=== Job ===
Reproduce all the entries exactly.
[Start]
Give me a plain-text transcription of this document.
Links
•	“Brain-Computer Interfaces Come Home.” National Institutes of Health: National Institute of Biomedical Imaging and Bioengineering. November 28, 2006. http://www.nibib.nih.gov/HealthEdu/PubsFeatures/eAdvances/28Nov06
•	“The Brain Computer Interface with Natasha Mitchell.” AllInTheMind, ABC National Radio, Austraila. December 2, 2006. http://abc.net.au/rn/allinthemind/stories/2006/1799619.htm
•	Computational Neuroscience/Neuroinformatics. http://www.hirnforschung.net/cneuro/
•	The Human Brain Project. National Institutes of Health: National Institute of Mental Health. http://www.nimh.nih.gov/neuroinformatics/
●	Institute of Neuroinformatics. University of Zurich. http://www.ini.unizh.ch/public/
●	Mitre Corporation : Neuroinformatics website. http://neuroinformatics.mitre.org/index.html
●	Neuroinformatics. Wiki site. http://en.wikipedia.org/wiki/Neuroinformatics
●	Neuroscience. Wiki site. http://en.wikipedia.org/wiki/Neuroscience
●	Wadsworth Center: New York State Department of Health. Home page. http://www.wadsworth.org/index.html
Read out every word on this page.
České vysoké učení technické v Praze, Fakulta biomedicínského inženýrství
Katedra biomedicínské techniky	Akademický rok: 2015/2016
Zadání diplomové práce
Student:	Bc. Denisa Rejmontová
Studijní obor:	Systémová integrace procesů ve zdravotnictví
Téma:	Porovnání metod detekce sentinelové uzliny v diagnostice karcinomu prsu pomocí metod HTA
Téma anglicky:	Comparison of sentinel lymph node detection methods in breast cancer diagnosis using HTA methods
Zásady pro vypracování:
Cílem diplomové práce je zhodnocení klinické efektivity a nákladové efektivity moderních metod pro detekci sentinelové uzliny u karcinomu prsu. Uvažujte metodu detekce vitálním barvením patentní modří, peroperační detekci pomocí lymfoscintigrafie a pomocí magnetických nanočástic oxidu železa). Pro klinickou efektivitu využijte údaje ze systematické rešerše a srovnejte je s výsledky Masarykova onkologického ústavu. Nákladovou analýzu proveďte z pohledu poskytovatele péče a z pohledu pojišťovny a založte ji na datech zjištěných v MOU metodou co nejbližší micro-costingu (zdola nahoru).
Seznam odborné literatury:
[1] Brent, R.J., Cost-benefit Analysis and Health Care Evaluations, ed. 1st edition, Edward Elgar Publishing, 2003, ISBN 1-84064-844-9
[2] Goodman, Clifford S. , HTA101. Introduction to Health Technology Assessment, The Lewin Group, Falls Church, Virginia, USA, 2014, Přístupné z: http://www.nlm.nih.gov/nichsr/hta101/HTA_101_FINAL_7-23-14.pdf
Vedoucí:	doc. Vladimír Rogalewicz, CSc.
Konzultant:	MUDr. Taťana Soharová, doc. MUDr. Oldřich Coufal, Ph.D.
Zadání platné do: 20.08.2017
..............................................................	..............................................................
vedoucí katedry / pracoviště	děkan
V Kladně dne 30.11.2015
[End]
=== Solution ===
Give me a plain-text transcription of this document.
Links
•	“Brain-Computer Interfaces Come Home.” National Institutes of Health: National Institute of Biomedical Imaging and Bioengineering. November 28, 2006. http://www.nibib.nih.gov/HealthEdu/PubsFeatures/eAdvances/28Nov06
•	“The Brain Computer Interface with Natasha Mitchell.” AllInTheMind, ABC National Radio, Austraila. December 2, 2006. http://abc.net.au/rn/allinthemind/stories/2006/1799619.htm
•	Computational Neuroscience/Neuroinformatics. http://www.hirnforschung.net/cneuro/
•	The Human Brain Project. National Institutes of Health: National Institute of Mental Health. http://www.nimh.nih.gov/neuroinformatics/
●	Institute of Neuroinformatics. University of Zurich. http://www.ini.unizh.ch/public/
●	Mitre Corporation : Neuroinformatics website. http://neuroinformatics.mitre.org/index.html
●	Neuroinformatics. Wiki site. http://en.wikipedia.org/wiki/Neuroinformatics
●	Neuroscience. Wiki site. http://en.wikipedia.org/wiki/Neuroscience
●	Wadsworth Center: New York State Department of Health. Home page. http://www.wadsworth.org/index.html
Read out every word on this page.
České vysoké učení technické v Praze, Fakulta biomedicínského inženýrství
Katedra biomedicínské techniky	Akademický rok: 2015/2016
Zadání diplomové práce
Student:	Bc. Denisa Rejmontová
Studijní obor:	Systémová integrace procesů ve zdravotnictví
Téma:	Porovnání metod detekce sentinelové uzliny v diagnostice karcinomu prsu pomocí metod HTA
Téma anglicky:	Comparison of sentinel lymph node detection methods in breast cancer diagnosis using HTA methods
Zásady pro vypracování:
Cílem diplomové práce je zhodnocení klinické efektivity a nákladové efektivity moderních metod pro detekci sentinelové uzliny u karcinomu prsu. Uvažujte metodu detekce vitálním barvením patentní modří, peroperační detekci pomocí lymfoscintigrafie a pomocí magnetických nanočástic oxidu železa). Pro klinickou efektivitu využijte údaje ze systematické rešerše a srovnejte je s výsledky Masarykova onkologického ústavu. Nákladovou analýzu proveďte z pohledu poskytovatele péče a z pohledu pojišťovny a založte ji na datech zjištěných v MOU metodou co nejbližší micro-costingu (zdola nahoru).
Seznam odborné literatury:
[1] Brent, R.J., Cost-benefit Analysis and Health Care Evaluations, ed. 1st edition, Edward Elgar Publishing, 2003, ISBN 1-84064-844-9
[2] Goodman, Clifford S. , HTA101. Introduction to Health Technology Assessment, The Lewin Group, Falls Church, Virginia, USA, 2014, Přístupné z: http://www.nlm.nih.gov/nichsr/hta101/HTA_101_FINAL_7-23-14.pdf
Vedoucí:	doc. Vladimír Rogalewicz, CSc.
Konzultant:	MUDr. Taťana Soharová, doc. MUDr. Oldřich Coufal, Ph.D.
Zadání platné do: 20.08.2017
..............................................................	..............................................................
vedoucí katedry / pracoviště	děkan
V Kladně dne 30.11.2015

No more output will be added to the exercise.